[Start of Listed entries]
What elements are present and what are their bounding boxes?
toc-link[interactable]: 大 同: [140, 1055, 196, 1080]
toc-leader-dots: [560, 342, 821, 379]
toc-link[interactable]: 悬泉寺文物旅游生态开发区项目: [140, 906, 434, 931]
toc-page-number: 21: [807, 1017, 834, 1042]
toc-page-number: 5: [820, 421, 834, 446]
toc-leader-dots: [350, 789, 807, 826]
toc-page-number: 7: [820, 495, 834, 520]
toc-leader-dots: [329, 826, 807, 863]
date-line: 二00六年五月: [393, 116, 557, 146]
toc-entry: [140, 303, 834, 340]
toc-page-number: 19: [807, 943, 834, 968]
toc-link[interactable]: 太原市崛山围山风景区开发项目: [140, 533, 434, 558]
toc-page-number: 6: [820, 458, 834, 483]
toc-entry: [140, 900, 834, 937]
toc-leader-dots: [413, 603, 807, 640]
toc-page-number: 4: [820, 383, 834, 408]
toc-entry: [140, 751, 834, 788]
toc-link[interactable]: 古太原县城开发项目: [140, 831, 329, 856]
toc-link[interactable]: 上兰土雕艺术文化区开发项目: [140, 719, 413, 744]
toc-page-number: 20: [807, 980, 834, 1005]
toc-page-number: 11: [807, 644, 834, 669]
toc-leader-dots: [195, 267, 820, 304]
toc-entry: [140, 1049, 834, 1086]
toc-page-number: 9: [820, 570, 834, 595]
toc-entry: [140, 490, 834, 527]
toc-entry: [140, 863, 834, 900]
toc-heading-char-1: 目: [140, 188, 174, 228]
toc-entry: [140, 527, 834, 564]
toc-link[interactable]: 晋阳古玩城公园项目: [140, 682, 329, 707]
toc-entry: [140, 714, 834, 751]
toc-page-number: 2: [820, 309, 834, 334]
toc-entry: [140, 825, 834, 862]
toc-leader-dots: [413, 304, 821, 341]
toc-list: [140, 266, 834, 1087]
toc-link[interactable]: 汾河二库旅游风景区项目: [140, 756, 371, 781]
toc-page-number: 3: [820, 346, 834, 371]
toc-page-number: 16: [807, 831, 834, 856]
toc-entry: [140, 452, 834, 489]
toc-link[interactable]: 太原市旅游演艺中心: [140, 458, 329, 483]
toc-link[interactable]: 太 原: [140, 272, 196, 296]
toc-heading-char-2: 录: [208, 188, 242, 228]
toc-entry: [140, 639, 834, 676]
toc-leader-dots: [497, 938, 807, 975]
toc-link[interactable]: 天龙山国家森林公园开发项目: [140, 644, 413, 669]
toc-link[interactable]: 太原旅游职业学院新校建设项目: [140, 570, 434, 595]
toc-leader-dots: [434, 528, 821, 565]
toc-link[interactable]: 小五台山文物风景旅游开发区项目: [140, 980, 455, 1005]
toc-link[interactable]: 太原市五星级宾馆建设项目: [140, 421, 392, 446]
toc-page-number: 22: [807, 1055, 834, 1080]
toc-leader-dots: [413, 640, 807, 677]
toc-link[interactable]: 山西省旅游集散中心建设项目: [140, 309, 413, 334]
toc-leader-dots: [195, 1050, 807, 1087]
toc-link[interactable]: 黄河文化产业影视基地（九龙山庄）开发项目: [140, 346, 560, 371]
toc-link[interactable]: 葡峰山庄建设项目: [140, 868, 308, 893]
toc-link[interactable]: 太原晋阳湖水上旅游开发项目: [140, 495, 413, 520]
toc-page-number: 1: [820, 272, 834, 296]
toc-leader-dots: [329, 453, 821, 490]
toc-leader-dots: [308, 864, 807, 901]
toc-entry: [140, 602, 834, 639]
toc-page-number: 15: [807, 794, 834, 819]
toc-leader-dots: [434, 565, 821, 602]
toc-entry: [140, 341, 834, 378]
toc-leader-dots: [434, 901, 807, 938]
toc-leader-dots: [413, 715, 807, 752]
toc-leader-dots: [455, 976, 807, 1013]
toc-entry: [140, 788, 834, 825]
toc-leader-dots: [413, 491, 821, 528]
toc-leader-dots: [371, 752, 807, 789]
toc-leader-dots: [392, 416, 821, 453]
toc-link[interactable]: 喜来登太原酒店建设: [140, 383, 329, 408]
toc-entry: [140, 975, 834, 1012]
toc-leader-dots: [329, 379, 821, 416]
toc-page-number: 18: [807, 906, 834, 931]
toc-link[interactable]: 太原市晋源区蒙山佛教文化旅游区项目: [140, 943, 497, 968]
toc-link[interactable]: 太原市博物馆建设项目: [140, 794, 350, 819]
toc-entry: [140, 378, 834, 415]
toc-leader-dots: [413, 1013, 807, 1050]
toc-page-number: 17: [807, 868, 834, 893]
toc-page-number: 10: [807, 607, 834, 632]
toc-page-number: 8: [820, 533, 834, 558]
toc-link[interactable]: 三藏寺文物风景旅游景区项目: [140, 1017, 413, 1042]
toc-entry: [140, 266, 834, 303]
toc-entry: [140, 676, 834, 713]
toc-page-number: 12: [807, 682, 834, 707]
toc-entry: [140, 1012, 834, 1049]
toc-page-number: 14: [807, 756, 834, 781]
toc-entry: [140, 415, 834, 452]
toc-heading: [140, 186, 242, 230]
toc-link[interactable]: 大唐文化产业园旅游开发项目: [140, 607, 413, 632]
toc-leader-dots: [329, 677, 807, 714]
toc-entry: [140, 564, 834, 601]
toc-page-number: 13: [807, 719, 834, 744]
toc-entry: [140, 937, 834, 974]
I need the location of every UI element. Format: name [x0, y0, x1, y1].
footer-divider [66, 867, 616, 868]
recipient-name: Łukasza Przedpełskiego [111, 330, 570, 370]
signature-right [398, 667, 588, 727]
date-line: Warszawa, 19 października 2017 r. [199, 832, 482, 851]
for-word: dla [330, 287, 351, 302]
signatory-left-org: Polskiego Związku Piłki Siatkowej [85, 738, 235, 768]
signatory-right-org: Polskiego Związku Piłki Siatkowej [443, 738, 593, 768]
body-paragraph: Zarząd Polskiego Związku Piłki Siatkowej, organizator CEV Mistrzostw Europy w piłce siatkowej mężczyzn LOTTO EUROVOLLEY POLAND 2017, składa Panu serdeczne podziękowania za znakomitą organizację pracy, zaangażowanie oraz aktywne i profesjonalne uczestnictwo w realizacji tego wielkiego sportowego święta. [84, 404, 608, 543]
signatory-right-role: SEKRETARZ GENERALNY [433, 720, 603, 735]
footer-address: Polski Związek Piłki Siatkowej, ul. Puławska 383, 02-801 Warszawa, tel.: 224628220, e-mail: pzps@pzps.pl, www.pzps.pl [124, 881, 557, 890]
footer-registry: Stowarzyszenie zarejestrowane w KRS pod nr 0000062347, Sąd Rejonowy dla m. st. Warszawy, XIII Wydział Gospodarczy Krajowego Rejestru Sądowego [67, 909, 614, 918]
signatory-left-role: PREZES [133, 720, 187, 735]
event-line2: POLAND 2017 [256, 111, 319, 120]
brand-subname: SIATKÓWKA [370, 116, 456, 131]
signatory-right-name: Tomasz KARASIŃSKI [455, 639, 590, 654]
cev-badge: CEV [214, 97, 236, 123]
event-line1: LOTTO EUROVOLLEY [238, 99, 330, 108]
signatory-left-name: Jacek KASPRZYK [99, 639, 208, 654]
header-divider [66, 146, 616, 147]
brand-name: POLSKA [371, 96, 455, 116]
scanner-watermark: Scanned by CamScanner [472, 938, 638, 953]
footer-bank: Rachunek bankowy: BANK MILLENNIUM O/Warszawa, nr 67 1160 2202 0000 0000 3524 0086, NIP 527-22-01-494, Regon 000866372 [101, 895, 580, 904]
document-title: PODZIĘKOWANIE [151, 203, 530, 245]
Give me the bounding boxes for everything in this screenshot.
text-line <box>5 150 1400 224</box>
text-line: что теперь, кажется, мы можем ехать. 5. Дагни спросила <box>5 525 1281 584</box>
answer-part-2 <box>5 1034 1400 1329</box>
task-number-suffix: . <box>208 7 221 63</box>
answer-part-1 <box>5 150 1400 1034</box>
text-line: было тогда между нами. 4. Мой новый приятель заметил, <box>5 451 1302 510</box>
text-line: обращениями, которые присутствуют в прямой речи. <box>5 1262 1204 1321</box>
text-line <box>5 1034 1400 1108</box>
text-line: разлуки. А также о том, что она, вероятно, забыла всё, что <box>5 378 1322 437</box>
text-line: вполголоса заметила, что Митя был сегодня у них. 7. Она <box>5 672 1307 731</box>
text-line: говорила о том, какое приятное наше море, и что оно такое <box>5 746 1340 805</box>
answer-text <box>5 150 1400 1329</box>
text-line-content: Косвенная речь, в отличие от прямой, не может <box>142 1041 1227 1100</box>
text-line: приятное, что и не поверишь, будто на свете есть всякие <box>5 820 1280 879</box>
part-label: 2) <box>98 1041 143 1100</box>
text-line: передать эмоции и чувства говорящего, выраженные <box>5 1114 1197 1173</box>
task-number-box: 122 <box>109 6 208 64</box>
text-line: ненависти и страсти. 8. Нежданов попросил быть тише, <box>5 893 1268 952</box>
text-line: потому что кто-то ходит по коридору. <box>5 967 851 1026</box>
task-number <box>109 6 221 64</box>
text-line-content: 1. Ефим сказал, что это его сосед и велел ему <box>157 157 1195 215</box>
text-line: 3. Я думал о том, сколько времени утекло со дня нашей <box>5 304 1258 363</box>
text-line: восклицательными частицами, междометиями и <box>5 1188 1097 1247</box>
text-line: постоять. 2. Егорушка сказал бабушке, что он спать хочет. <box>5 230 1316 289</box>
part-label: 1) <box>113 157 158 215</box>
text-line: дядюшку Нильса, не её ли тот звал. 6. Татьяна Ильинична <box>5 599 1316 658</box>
[End of Listed entries]
What you will do -
Begin at the start of the records and stop after the line that has "toc-link[interactable]: 古太原县城开发项目: [140, 831, 329, 856]". Write those lines out again with "toc-dot-leaders" substituted for "toc-leader-dots" and everything else left unchanged.

Solution below -
What elements are present and what are their bounding boxes?
toc-link[interactable]: 大 同: [140, 1055, 196, 1080]
toc-dot-leaders: [560, 342, 821, 379]
toc-link[interactable]: 悬泉寺文物旅游生态开发区项目: [140, 906, 434, 931]
toc-page-number: 21: [807, 1017, 834, 1042]
toc-page-number: 5: [820, 421, 834, 446]
toc-dot-leaders: [350, 789, 807, 826]
toc-page-number: 7: [820, 495, 834, 520]
toc-dot-leaders: [329, 826, 807, 863]
date-line: 二00六年五月: [393, 116, 557, 146]
toc-entry: [140, 303, 834, 340]
toc-page-number: 19: [807, 943, 834, 968]
toc-link[interactable]: 太原市崛山围山风景区开发项目: [140, 533, 434, 558]
toc-page-number: 6: [820, 458, 834, 483]
toc-entry: [140, 900, 834, 937]
toc-dot-leaders: [413, 603, 807, 640]
toc-page-number: 4: [820, 383, 834, 408]
toc-entry: [140, 751, 834, 788]
toc-link[interactable]: 古太原县城开发项目: [140, 831, 329, 856]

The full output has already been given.